** LA CONSIGNE **
Recopiez sans rien changer les lignes des enregistrements, en partant de celle qui contient "x-tick-label: 0.1 <box>675 347 685 356</box>" et en allant jusqu'à celle qui contient "y-tick-label: -3.0 <box>322 145 335 154</box>", ces deux lignes comprises.

** ENREGISTREMENTS FOURNIS **
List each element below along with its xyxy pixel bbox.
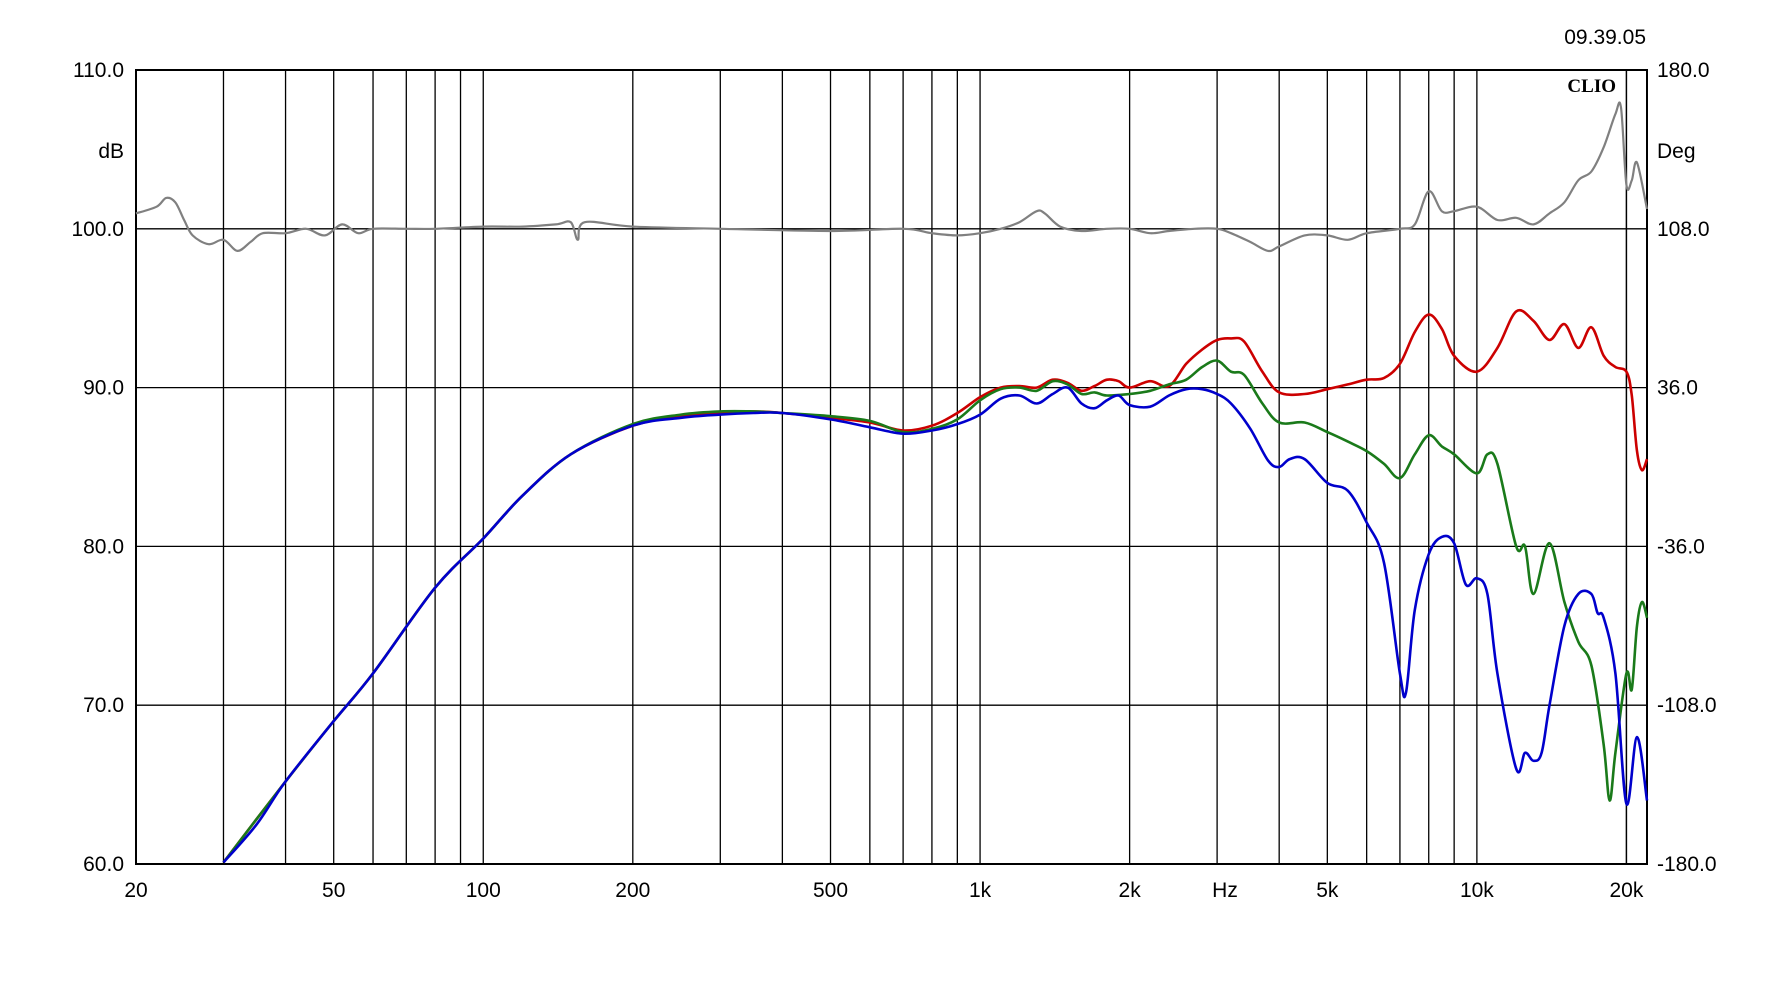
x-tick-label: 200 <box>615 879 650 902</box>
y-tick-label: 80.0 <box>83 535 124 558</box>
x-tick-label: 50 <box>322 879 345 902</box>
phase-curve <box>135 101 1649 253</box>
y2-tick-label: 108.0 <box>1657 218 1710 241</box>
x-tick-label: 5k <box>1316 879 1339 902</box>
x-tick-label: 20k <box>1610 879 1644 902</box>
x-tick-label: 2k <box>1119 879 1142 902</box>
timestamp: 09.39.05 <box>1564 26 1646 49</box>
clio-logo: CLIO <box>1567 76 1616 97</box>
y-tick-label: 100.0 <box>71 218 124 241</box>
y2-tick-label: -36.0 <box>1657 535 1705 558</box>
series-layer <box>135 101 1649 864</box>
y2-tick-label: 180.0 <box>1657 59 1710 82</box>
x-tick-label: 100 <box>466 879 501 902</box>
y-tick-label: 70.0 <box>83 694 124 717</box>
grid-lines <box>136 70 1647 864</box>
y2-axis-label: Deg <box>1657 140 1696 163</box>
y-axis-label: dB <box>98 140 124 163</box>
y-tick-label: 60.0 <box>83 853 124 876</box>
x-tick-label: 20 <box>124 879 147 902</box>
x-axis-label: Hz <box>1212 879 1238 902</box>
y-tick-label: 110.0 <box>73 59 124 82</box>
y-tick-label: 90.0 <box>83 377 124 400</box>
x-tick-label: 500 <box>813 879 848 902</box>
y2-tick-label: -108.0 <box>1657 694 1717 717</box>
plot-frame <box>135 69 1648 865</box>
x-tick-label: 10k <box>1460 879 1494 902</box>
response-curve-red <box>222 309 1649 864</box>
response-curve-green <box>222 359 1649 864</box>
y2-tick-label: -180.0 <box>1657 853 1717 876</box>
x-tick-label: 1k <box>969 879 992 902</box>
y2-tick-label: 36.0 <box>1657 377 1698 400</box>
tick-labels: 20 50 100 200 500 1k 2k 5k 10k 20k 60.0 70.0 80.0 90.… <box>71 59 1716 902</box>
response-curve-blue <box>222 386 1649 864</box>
...
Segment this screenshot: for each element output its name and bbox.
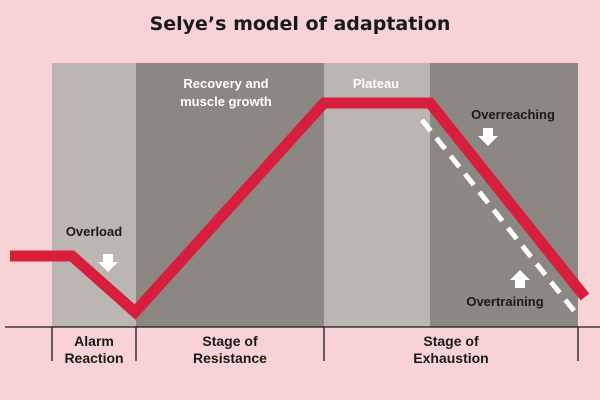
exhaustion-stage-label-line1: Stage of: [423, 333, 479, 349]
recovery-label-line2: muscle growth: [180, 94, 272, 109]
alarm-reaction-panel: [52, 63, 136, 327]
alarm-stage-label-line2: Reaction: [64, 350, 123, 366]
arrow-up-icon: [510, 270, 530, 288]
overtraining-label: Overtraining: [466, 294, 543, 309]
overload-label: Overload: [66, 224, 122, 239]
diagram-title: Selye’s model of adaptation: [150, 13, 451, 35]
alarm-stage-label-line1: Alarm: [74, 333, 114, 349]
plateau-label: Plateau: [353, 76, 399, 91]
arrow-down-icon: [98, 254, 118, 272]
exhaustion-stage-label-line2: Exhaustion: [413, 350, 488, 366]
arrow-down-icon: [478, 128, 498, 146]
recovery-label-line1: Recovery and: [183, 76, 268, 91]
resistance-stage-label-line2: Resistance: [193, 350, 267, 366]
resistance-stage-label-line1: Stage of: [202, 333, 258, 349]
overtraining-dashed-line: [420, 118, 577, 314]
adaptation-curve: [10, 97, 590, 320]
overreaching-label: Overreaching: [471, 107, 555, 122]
* * *
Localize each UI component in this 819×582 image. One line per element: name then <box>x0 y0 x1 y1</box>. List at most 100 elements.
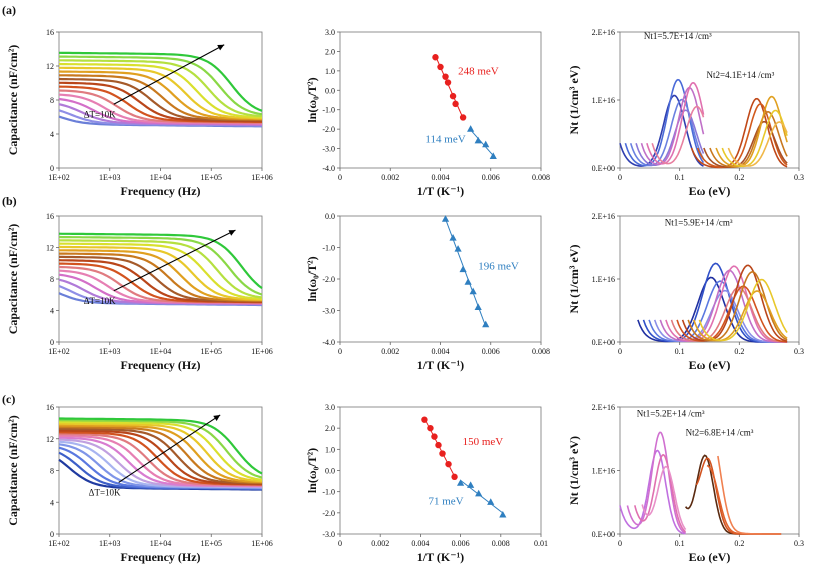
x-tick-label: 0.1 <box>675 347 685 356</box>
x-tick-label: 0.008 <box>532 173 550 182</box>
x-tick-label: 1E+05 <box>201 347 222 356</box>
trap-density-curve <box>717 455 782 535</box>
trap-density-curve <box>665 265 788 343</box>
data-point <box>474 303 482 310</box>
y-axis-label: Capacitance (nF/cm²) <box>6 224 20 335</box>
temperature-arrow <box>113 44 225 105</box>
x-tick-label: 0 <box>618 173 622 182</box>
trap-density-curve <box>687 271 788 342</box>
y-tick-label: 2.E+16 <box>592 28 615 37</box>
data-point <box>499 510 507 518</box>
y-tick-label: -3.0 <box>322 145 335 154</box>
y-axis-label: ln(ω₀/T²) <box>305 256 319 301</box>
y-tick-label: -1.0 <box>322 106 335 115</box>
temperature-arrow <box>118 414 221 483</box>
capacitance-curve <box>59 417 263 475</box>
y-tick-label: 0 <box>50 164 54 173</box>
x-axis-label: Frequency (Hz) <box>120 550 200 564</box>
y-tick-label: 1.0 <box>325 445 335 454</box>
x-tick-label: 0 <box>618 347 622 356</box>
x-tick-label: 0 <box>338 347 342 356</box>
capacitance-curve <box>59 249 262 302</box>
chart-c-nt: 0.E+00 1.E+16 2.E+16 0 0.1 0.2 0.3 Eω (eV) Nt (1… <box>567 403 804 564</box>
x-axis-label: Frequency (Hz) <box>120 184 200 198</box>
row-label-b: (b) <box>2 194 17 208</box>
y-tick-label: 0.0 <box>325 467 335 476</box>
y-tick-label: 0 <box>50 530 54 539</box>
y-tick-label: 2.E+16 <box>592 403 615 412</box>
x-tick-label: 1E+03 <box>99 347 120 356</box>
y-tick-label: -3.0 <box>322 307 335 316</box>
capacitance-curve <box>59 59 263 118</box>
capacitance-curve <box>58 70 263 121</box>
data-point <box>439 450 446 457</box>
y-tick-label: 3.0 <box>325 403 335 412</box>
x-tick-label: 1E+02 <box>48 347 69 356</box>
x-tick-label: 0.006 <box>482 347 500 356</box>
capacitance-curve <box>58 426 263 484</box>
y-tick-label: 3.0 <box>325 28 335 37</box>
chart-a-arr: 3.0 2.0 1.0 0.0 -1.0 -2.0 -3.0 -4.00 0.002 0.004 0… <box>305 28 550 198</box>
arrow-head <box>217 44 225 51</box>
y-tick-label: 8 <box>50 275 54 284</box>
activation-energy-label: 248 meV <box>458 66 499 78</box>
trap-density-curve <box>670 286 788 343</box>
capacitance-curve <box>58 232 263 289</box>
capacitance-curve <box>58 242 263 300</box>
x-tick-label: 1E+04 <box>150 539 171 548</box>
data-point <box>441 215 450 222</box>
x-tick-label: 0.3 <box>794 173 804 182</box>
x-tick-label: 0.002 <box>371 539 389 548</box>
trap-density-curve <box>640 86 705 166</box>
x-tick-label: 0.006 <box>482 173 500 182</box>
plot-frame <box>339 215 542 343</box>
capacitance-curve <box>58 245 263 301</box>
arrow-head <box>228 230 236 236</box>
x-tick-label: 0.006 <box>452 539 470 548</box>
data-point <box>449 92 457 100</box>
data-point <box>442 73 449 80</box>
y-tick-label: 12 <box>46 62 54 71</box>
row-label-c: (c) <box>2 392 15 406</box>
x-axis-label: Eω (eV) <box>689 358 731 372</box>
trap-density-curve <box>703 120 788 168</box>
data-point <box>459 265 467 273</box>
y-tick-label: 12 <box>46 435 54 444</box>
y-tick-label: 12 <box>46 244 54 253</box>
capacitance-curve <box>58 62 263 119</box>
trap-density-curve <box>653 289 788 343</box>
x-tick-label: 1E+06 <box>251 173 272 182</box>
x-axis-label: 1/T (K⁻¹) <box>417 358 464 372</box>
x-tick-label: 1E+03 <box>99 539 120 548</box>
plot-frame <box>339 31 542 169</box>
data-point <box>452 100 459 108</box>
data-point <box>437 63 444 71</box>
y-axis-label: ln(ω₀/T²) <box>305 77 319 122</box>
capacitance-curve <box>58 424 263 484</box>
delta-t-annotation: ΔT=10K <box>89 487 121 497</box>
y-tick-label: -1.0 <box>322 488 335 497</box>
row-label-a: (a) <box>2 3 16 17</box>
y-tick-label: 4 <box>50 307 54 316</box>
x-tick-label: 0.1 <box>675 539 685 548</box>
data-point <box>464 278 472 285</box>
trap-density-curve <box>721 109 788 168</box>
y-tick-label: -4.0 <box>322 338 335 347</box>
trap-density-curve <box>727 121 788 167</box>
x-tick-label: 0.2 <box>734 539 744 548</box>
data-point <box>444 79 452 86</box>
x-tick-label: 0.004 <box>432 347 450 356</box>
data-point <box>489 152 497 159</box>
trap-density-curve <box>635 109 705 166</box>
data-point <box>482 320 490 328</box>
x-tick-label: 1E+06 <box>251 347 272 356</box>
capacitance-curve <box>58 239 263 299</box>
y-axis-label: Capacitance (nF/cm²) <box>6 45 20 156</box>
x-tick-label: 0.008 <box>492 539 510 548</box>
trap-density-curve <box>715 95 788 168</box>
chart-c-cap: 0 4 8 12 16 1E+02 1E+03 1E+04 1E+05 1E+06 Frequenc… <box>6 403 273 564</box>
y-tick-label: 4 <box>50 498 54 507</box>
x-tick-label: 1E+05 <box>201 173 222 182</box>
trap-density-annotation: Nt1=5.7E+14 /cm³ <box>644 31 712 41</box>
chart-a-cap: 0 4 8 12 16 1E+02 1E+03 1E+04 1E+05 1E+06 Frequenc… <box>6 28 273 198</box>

** RÉPONSE À L'EXERCICE **
x-tick-label: 0.1 <box>675 347 685 356</box>
x-tick-label: 0.008 <box>532 173 550 182</box>
x-tick-label: 1E+05 <box>201 347 222 356</box>
trap-density-curve <box>717 455 782 535</box>
trap-density-curve <box>665 265 788 343</box>
data-point <box>474 303 482 310</box>
y-axis-label: Capacitance (nF/cm²) <box>6 224 20 335</box>
temperature-arrow <box>113 44 225 105</box>
x-tick-label: 0 <box>618 173 622 182</box>
trap-density-curve <box>687 271 788 342</box>
y-tick-label: 2.E+16 <box>592 28 615 37</box>
data-point <box>499 510 507 518</box>
y-tick-label: -3.0 <box>322 145 335 154</box>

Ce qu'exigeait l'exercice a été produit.